[Task brief]: Please change every "crop-mark" in the rows below to "trim-mark" and give all the rows again with nothing else altered.

[Material]:
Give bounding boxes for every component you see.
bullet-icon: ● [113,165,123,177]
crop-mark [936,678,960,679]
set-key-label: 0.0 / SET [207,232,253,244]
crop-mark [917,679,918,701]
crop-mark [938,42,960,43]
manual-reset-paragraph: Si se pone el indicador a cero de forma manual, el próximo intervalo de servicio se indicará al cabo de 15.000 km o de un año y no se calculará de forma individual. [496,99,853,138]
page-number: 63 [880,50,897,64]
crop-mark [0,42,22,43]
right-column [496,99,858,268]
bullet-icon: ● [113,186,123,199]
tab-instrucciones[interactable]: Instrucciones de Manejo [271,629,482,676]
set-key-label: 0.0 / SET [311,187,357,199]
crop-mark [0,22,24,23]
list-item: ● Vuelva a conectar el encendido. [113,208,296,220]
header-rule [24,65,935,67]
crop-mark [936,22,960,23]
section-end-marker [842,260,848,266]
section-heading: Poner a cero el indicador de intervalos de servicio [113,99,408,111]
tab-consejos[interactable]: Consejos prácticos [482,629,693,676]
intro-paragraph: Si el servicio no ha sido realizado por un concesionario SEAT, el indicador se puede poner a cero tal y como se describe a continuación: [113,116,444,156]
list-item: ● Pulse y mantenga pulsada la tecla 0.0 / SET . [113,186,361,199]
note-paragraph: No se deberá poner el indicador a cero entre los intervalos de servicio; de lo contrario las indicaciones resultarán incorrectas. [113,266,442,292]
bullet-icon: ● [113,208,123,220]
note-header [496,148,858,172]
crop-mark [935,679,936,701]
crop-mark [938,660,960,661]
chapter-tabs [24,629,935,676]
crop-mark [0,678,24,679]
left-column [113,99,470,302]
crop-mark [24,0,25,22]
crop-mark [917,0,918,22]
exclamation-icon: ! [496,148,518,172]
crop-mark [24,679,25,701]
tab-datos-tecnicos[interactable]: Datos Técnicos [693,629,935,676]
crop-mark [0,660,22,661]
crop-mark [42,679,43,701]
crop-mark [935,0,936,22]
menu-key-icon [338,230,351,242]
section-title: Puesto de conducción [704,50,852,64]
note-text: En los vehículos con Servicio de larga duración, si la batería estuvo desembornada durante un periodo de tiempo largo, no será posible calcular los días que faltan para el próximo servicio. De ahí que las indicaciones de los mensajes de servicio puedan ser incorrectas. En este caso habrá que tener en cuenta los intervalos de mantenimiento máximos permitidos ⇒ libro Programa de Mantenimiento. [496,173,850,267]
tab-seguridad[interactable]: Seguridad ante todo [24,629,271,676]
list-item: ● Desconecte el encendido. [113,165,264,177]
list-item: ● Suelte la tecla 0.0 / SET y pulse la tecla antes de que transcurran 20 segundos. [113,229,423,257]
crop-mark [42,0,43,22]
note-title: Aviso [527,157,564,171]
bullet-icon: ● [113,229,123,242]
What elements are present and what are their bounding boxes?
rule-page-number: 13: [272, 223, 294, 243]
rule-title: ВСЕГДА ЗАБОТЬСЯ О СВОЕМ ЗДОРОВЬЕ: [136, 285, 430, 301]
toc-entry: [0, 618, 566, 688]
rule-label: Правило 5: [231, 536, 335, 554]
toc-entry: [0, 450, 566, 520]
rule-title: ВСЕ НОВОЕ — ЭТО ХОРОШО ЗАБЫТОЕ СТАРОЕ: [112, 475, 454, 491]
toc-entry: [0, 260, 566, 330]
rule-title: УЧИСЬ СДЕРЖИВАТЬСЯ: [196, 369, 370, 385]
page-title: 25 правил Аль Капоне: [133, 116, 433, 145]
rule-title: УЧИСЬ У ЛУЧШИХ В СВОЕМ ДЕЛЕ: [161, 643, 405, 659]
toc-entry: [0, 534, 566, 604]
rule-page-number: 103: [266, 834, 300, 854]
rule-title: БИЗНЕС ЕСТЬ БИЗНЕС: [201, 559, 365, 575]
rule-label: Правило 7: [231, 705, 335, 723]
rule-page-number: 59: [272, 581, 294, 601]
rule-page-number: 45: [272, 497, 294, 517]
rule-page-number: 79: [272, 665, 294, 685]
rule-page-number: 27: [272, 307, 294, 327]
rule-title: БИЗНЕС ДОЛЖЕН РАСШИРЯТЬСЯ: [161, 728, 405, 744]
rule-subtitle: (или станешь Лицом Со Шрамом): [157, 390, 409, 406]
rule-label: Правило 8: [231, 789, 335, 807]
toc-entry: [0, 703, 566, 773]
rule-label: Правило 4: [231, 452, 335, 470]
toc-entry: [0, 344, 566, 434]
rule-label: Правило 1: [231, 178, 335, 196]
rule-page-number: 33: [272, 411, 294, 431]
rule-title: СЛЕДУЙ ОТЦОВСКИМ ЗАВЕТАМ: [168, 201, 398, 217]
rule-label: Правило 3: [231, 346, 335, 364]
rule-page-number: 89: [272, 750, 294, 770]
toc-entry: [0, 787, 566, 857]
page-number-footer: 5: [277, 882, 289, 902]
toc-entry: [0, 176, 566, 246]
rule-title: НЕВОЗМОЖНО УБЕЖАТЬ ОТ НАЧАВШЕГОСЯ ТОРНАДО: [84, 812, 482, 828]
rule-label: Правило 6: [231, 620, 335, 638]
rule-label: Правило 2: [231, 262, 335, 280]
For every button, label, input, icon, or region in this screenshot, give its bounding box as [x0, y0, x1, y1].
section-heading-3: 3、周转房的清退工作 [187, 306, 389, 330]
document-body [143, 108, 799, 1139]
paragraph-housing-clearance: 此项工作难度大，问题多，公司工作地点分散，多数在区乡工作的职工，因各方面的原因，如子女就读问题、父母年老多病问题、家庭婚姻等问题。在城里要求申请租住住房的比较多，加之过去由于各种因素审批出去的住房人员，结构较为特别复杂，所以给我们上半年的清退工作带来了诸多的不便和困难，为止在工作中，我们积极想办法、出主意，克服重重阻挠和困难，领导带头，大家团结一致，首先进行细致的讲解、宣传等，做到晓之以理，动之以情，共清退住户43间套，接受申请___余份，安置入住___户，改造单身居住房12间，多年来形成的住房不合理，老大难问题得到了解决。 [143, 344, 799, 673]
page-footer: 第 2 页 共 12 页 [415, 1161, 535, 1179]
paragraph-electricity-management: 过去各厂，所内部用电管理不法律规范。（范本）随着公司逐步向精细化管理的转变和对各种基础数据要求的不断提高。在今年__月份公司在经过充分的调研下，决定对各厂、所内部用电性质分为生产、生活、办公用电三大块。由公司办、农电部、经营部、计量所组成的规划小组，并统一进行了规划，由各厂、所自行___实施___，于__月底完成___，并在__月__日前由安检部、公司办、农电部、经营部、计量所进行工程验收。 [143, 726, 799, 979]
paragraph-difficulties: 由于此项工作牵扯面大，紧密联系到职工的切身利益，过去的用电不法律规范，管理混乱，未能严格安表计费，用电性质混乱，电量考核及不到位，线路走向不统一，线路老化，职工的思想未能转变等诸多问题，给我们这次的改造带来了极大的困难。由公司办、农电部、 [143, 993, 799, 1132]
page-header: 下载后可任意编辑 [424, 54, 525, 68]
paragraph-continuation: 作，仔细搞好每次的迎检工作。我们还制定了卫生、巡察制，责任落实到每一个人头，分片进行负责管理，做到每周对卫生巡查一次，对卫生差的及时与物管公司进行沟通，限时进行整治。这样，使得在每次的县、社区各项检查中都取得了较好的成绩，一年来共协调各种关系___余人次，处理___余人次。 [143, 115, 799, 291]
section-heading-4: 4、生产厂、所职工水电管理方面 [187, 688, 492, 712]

[The answer]:
Give bounding boxes for every component you see.
bullet-icon: ● [113,165,123,177]
trim-mark [936,678,960,679]
set-key-label: 0.0 / SET [207,232,253,244]
trim-mark [917,679,918,701]
trim-mark [938,42,960,43]
manual-reset-paragraph: Si se pone el indicador a cero de forma manual, el próximo intervalo de servicio se indicará al cabo de 15.000 km o de un año y no se calculará de forma individual. [496,99,853,138]
page-number: 63 [880,50,897,64]
trim-mark [0,42,22,43]
right-column [496,99,858,268]
bullet-icon: ● [113,186,123,199]
tab-instrucciones[interactable]: Instrucciones de Manejo [271,629,482,676]
set-key-label: 0.0 / SET [311,187,357,199]
trim-mark [0,22,24,23]
list-item: ● Vuelva a conectar el encendido. [113,208,296,220]
header-rule [24,65,935,67]
trim-mark [936,22,960,23]
section-end-marker [842,260,848,266]
section-heading: Poner a cero el indicador de intervalos de servicio [113,99,408,111]
tab-consejos[interactable]: Consejos prácticos [482,629,693,676]
intro-paragraph: Si el servicio no ha sido realizado por un concesionario SEAT, el indicador se puede poner a cero tal y como se describe a continuación: [113,116,444,156]
list-item: ● Pulse y mantenga pulsada la tecla 0.0 / SET . [113,186,361,199]
note-paragraph: No se deberá poner el indicador a cero entre los intervalos de servicio; de lo contrario las indicaciones resultarán incorrectas. [113,266,442,292]
bullet-icon: ● [113,208,123,220]
note-header [496,148,858,172]
trim-mark [935,679,936,701]
trim-mark [938,660,960,661]
chapter-tabs [24,629,935,676]
trim-mark [0,678,24,679]
left-column [113,99,470,302]
trim-mark [24,0,25,22]
trim-mark [917,0,918,22]
exclamation-icon: ! [496,148,518,172]
trim-mark [24,679,25,701]
tab-datos-tecnicos[interactable]: Datos Técnicos [693,629,935,676]
trim-mark [0,660,22,661]
trim-mark [42,679,43,701]
trim-mark [935,0,936,22]
menu-key-icon [338,230,351,242]
section-title: Puesto de conducción [704,50,852,64]
note-text: En los vehículos con Servicio de larga duración, si la batería estuvo desembornada durante un periodo de tiempo largo, no será posible calcular los días que faltan para el próximo servicio. De ahí que las indicaciones de los mensajes de servicio puedan ser incorrectas. En este caso habrá que tener en cuenta los intervalos de mantenimiento máximos permitidos ⇒ libro Programa de Mantenimiento. [496,173,850,267]
tab-seguridad[interactable]: Seguridad ante todo [24,629,271,676]
list-item: ● Desconecte el encendido. [113,165,264,177]
list-item: ● Suelte la tecla 0.0 / SET y pulse la tecla antes de que transcurran 20 segundos. [113,229,423,257]
trim-mark [42,0,43,22]
note-title: Aviso [527,157,564,171]
bullet-icon: ● [113,229,123,242]
What elements are present and what are their bounding boxes?
rule-page-number: 13: [272, 223, 294, 243]
rule-title: ВСЕГДА ЗАБОТЬСЯ О СВОЕМ ЗДОРОВЬЕ: [136, 285, 430, 301]
toc-entry: [0, 618, 566, 688]
rule-label: Правило 5: [231, 536, 335, 554]
toc-entry: [0, 450, 566, 520]
rule-title: ВСЕ НОВОЕ — ЭТО ХОРОШО ЗАБЫТОЕ СТАРОЕ: [112, 475, 454, 491]
toc-entry: [0, 260, 566, 330]
rule-title: УЧИСЬ СДЕРЖИВАТЬСЯ: [196, 369, 370, 385]
page-title: 25 правил Аль Капоне: [133, 116, 433, 145]
rule-title: УЧИСЬ У ЛУЧШИХ В СВОЕМ ДЕЛЕ: [161, 643, 405, 659]
toc-entry: [0, 534, 566, 604]
rule-page-number: 103: [266, 834, 300, 854]
rule-title: БИЗНЕС ЕСТЬ БИЗНЕС: [201, 559, 365, 575]
rule-label: Правило 7: [231, 705, 335, 723]
rule-page-number: 59: [272, 581, 294, 601]
rule-page-number: 45: [272, 497, 294, 517]
rule-page-number: 79: [272, 665, 294, 685]
rule-page-number: 27: [272, 307, 294, 327]
rule-title: БИЗНЕС ДОЛЖЕН РАСШИРЯТЬСЯ: [161, 728, 405, 744]
rule-subtitle: (или станешь Лицом Со Шрамом): [157, 390, 409, 406]
rule-label: Правило 8: [231, 789, 335, 807]
toc-entry: [0, 703, 566, 773]
rule-label: Правило 4: [231, 452, 335, 470]
toc-entry: [0, 344, 566, 434]
rule-label: Правило 1: [231, 178, 335, 196]
rule-page-number: 33: [272, 411, 294, 431]
rule-title: СЛЕДУЙ ОТЦОВСКИМ ЗАВЕТАМ: [168, 201, 398, 217]
rule-label: Правило 3: [231, 346, 335, 364]
rule-page-number: 89: [272, 750, 294, 770]
toc-entry: [0, 787, 566, 857]
page-number-footer: 5: [277, 882, 289, 902]
toc-entry: [0, 176, 566, 246]
rule-title: НЕВОЗМОЖНО УБЕЖАТЬ ОТ НАЧАВШЕГОСЯ ТОРНАДО: [84, 812, 482, 828]
rule-label: Правило 6: [231, 620, 335, 638]
rule-label: Правило 2: [231, 262, 335, 280]
For every button, label, input, icon, or region in this screenshot, give its bounding box as [x0, y0, x1, y1].
section-heading-3: 3、周转房的清退工作 [187, 306, 389, 330]
document-body [143, 108, 799, 1139]
paragraph-housing-clearance: 此项工作难度大，问题多，公司工作地点分散，多数在区乡工作的职工，因各方面的原因，如子女就读问题、父母年老多病问题、家庭婚姻等问题。在城里要求申请租住住房的比较多，加之过去由于各种因素审批出去的住房人员，结构较为特别复杂，所以给我们上半年的清退工作带来了诸多的不便和困难，为止在工作中，我们积极想办法、出主意，克服重重阻挠和困难，领导带头，大家团结一致，首先进行细致的讲解、宣传等，做到晓之以理，动之以情，共清退住户43间套，接受申请___余份，安置入住___户，改造单身居住房12间，多年来形成的住房不合理，老大难问题得到了解决。 [143, 344, 799, 673]
page-footer: 第 2 页 共 12 页 [415, 1161, 535, 1179]
paragraph-electricity-management: 过去各厂，所内部用电管理不法律规范。（范本）随着公司逐步向精细化管理的转变和对各种基础数据要求的不断提高。在今年__月份公司在经过充分的调研下，决定对各厂、所内部用电性质分为生产、生活、办公用电三大块。由公司办、农电部、经营部、计量所组成的规划小组，并统一进行了规划，由各厂、所自行___实施___，于__月底完成___，并在__月__日前由安检部、公司办、农电部、经营部、计量所进行工程验收。 [143, 726, 799, 979]
paragraph-difficulties: 由于此项工作牵扯面大，紧密联系到职工的切身利益，过去的用电不法律规范，管理混乱，未能严格安表计费，用电性质混乱，电量考核及不到位，线路走向不统一，线路老化，职工的思想未能转变等诸多问题，给我们这次的改造带来了极大的困难。由公司办、农电部、 [143, 993, 799, 1132]
page-header: 下载后可任意编辑 [424, 54, 525, 68]
paragraph-continuation: 作，仔细搞好每次的迎检工作。我们还制定了卫生、巡察制，责任落实到每一个人头，分片进行负责管理，做到每周对卫生巡查一次，对卫生差的及时与物管公司进行沟通，限时进行整治。这样，使得在每次的县、社区各项检查中都取得了较好的成绩，一年来共协调各种关系___余人次，处理___余人次。 [143, 115, 799, 291]
section-heading-4: 4、生产厂、所职工水电管理方面 [187, 688, 492, 712]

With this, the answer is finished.